__PROBLEM DETAILS__:
Extract all records. Keep each one exact.

(Data entries)
· · · · ·
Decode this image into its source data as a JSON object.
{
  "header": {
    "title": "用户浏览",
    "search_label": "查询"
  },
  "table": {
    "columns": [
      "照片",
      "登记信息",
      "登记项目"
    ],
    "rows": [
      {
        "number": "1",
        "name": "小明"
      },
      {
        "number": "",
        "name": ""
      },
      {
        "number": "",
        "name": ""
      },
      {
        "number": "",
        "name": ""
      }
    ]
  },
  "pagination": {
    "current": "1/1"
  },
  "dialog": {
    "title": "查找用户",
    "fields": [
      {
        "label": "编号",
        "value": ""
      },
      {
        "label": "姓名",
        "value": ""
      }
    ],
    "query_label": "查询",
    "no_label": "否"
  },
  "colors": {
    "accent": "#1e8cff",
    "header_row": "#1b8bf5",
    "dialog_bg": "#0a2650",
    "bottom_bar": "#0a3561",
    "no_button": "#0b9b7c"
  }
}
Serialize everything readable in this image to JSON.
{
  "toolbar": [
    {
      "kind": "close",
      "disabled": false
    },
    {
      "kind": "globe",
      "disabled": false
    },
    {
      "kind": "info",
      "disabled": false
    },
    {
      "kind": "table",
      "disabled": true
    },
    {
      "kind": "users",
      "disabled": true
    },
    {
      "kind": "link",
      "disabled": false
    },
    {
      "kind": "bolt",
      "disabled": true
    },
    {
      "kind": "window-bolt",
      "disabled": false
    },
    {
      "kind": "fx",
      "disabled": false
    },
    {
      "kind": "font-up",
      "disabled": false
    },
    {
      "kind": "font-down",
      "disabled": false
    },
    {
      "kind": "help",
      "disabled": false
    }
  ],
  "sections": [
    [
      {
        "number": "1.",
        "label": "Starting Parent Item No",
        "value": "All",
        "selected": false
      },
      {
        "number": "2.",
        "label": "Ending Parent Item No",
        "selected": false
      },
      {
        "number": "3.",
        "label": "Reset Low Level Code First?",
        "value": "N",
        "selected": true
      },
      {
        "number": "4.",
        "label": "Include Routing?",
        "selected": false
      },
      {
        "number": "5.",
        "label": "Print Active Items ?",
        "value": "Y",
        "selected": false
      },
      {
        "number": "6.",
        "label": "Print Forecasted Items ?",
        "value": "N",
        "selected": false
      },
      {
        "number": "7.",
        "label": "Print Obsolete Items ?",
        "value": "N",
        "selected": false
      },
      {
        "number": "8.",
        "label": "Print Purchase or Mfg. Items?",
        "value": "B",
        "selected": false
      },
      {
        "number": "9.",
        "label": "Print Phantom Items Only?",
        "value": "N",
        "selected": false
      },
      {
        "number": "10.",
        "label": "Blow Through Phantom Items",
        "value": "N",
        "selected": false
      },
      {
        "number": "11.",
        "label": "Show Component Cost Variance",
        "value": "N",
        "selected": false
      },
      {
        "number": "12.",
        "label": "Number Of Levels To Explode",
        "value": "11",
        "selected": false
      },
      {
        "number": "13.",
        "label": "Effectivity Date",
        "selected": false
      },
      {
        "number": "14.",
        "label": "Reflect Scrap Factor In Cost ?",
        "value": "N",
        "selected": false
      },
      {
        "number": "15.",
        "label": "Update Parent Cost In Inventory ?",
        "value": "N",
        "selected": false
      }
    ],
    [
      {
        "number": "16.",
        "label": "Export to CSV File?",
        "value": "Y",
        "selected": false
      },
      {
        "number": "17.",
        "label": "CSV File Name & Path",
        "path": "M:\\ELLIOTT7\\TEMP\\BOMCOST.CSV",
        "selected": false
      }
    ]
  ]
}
· · · · ·
__CORRECT RESPONSE__:
Decode this image into its source data as a JSON object.
{
  "header": {
    "title": "用户浏览",
    "search_label": "查询"
  },
  "table": {
    "columns": [
      "照片",
      "登记信息",
      "登记项目"
    ],
    "rows": [
      {
        "number": "1",
        "name": "小明"
      },
      {
        "number": "",
        "name": ""
      },
      {
        "number": "",
        "name": ""
      },
      {
        "number": "",
        "name": ""
      }
    ]
  },
  "pagination": {
    "current": "1/1"
  },
  "dialog": {
    "title": "查找用户",
    "fields": [
      {
        "label": "编号",
        "value": ""
      },
      {
        "label": "姓名",
        "value": ""
      }
    ],
    "query_label": "查询",
    "no_label": "否"
  },
  "colors": {
    "accent": "#1e8cff",
    "header_row": "#1b8bf5",
    "dialog_bg": "#0a2650",
    "bottom_bar": "#0a3561",
    "no_button": "#0b9b7c"
  }
}
Serialize everything readable in this image to JSON.
{
  "toolbar": [
    {
      "kind": "close",
      "disabled": false
    },
    {
      "kind": "globe",
      "disabled": false
    },
    {
      "kind": "info",
      "disabled": false
    },
    {
      "kind": "table",
      "disabled": true
    },
    {
      "kind": "users",
      "disabled": true
    },
    {
      "kind": "link",
      "disabled": false
    },
    {
      "kind": "bolt",
      "disabled": true
    },
    {
      "kind": "window-bolt",
      "disabled": false
    },
    {
      "kind": "fx",
      "disabled": false
    },
    {
      "kind": "font-up",
      "disabled": false
    },
    {
      "kind": "font-down",
      "disabled": false
    },
    {
      "kind": "help",
      "disabled": false
    }
  ],
  "sections": [
    [
      {
        "number": "1.",
        "label": "Starting Parent Item No",
        "value": "All",
        "selected": false
      },
      {
        "number": "2.",
        "label": "Ending Parent Item No",
        "selected": false
      },
      {
        "number": "3.",
        "label": "Reset Low Level Code First?",
        "value": "N",
        "selected": true
      },
      {
        "number": "4.",
        "label": "Include Routing?",
        "selected": false
      },
      {
        "number": "5.",
        "label": "Print Active Items ?",
        "value": "Y",
        "selected": false
      },
      {
        "number": "6.",
        "label": "Print Forecasted Items ?",
        "value": "N",
        "selected": false
      },
      {
        "number": "7.",
        "label": "Print Obsolete Items ?",
        "value": "N",
        "selected": false
      },
      {
        "number": "8.",
        "label": "Print Purchase or Mfg. Items?",
        "value": "B",
        "selected": false
      },
      {
        "number": "9.",
        "label": "Print Phantom Items Only?",
        "value": "N",
        "selected": false
      },
      {
        "number": "10.",
        "label": "Blow Through Phantom Items",
        "value": "N",
        "selected": false
      },
      {
        "number": "11.",
        "label": "Show Component Cost Variance",
        "value": "N",
        "selected": false
      },
      {
        "number": "12.",
        "label": "Number Of Levels To Explode",
        "value": "11",
        "selected": false
      },
      {
        "number": "13.",
        "label": "Effectivity Date",
        "selected": false
      },
      {
        "number": "14.",
        "label": "Reflect Scrap Factor In Cost ?",
        "value": "N",
        "selected": false
      },
      {
        "number": "15.",
        "label": "Update Parent Cost In Inventory ?",
        "value": "N",
        "selected": false
      }
    ],
    [
      {
        "number": "16.",
        "label": "Export to CSV File?",
        "value": "Y",
        "selected": false
      },
      {
        "number": "17.",
        "label": "CSV File Name & Path",
        "path": "M:\\ELLIOTT7\\TEMP\\BOMCOST.CSV",
        "selected": false
      }
    ]
  ]
}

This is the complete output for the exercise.